• _Task to complete_
Examine the records and identify each line that includes the string "JSON". Copy those lines.

• _Task input_
--
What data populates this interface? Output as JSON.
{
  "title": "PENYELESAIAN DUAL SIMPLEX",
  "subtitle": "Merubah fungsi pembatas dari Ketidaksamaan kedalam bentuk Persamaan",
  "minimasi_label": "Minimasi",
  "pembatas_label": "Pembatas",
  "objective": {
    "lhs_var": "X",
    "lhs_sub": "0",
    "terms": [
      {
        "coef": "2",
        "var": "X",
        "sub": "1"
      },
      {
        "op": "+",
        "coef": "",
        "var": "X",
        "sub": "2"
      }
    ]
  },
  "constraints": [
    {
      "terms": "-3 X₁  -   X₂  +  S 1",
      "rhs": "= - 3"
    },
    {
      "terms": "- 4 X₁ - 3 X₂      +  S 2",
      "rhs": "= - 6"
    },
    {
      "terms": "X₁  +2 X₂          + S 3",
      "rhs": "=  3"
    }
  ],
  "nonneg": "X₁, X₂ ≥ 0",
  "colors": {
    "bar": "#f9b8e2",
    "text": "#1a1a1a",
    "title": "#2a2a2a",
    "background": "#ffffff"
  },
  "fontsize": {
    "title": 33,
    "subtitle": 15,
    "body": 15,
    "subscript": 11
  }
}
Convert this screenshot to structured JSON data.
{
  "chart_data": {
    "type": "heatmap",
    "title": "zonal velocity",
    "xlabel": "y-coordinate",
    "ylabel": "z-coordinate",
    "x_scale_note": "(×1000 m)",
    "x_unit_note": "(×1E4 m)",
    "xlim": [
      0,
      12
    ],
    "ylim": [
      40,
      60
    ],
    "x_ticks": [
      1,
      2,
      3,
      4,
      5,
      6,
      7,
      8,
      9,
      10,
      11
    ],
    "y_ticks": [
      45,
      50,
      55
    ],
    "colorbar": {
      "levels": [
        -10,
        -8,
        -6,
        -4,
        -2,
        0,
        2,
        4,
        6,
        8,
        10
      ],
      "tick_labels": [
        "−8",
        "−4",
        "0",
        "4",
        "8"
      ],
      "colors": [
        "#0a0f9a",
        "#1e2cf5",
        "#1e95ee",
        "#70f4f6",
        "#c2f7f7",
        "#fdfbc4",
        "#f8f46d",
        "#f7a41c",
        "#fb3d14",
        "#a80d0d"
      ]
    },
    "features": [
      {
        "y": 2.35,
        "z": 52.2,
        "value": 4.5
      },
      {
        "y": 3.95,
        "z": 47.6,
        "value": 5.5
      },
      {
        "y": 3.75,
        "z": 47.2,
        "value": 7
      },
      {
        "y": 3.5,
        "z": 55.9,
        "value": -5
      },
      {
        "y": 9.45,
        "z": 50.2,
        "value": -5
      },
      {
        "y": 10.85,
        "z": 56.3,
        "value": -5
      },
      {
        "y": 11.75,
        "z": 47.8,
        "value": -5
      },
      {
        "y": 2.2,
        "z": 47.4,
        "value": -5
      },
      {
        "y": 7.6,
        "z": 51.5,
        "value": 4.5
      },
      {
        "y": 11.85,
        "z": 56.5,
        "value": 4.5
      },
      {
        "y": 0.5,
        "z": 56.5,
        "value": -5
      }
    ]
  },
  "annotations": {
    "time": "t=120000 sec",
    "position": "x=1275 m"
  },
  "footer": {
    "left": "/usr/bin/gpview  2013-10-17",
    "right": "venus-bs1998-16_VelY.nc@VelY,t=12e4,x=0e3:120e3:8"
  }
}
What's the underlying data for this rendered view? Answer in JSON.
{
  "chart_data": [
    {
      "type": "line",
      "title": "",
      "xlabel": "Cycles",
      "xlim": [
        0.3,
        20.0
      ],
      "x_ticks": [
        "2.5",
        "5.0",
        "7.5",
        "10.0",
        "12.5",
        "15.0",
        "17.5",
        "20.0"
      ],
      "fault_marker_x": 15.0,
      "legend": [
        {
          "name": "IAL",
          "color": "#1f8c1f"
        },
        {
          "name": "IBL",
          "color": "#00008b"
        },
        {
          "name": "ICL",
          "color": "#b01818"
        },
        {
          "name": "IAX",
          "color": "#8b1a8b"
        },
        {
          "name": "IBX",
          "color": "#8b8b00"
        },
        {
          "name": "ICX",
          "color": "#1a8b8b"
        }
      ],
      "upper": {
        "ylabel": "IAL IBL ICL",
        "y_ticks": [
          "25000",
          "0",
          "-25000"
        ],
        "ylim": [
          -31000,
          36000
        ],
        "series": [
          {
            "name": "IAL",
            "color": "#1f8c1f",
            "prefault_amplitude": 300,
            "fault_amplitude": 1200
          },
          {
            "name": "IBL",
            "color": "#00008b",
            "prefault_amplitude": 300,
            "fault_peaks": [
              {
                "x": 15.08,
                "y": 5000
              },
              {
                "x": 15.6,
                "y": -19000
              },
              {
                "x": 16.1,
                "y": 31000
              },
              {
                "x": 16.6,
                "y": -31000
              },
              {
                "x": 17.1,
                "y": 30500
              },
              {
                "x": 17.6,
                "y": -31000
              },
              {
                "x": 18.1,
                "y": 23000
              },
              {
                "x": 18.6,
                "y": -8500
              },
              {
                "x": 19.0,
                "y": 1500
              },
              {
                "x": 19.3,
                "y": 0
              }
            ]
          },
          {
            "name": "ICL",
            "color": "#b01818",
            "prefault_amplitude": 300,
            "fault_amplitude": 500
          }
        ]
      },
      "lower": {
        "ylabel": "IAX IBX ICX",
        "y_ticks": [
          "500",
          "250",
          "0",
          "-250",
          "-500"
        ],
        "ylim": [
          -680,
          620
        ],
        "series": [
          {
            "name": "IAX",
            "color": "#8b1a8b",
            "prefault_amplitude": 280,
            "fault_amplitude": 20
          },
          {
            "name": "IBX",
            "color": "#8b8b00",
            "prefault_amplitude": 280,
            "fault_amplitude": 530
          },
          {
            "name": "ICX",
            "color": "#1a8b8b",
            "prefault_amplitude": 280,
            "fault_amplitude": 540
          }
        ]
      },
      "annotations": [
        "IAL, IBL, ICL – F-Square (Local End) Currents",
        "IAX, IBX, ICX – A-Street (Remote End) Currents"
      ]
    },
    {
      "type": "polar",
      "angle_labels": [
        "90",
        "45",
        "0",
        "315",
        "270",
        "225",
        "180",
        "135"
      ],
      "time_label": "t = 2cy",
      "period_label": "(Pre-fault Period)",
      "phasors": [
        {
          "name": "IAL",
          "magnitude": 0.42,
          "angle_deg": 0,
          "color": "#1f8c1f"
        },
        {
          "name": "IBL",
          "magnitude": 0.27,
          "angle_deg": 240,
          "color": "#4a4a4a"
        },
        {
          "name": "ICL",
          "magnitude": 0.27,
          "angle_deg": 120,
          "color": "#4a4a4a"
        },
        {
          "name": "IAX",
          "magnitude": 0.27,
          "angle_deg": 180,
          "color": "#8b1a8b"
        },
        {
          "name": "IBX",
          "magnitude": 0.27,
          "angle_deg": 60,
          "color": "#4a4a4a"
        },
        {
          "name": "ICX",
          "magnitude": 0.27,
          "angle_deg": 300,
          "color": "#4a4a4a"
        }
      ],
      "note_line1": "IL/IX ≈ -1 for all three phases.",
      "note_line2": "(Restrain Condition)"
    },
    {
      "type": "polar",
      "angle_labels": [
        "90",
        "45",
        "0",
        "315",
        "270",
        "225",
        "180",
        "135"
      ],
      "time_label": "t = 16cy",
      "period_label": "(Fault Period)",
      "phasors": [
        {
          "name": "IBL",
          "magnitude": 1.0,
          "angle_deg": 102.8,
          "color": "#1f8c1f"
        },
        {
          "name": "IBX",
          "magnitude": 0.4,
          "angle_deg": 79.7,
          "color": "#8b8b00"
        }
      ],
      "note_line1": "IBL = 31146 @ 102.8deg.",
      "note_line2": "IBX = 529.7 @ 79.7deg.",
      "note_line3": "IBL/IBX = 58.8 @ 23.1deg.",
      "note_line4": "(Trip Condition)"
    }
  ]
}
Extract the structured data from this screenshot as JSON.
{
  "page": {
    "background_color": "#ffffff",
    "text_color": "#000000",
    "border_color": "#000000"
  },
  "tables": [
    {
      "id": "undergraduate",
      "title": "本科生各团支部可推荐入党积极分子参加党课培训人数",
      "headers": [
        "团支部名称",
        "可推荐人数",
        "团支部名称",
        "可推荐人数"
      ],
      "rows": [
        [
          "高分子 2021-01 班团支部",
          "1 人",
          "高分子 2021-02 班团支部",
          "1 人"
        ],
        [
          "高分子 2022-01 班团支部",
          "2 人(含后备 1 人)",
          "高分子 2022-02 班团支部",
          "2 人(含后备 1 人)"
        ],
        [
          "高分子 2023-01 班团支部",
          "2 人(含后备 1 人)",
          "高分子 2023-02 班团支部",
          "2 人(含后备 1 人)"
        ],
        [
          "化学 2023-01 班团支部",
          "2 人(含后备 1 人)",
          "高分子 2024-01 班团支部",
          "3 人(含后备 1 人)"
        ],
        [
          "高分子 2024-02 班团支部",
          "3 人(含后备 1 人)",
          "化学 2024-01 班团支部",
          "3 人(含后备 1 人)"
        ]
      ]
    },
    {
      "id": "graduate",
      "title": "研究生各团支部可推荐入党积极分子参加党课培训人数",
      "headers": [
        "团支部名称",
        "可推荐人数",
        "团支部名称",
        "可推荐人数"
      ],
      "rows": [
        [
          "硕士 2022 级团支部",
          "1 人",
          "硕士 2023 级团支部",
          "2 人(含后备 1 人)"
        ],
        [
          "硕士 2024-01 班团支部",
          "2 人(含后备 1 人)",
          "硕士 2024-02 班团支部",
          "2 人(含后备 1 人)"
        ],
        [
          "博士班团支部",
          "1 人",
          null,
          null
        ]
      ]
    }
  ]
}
--
• _Reply to the task_
What data populates this interface? Output as JSON.
Convert this screenshot to structured JSON data.
What's the underlying data for this rendered view? Answer in JSON.
Extract the structured data from this screenshot as JSON.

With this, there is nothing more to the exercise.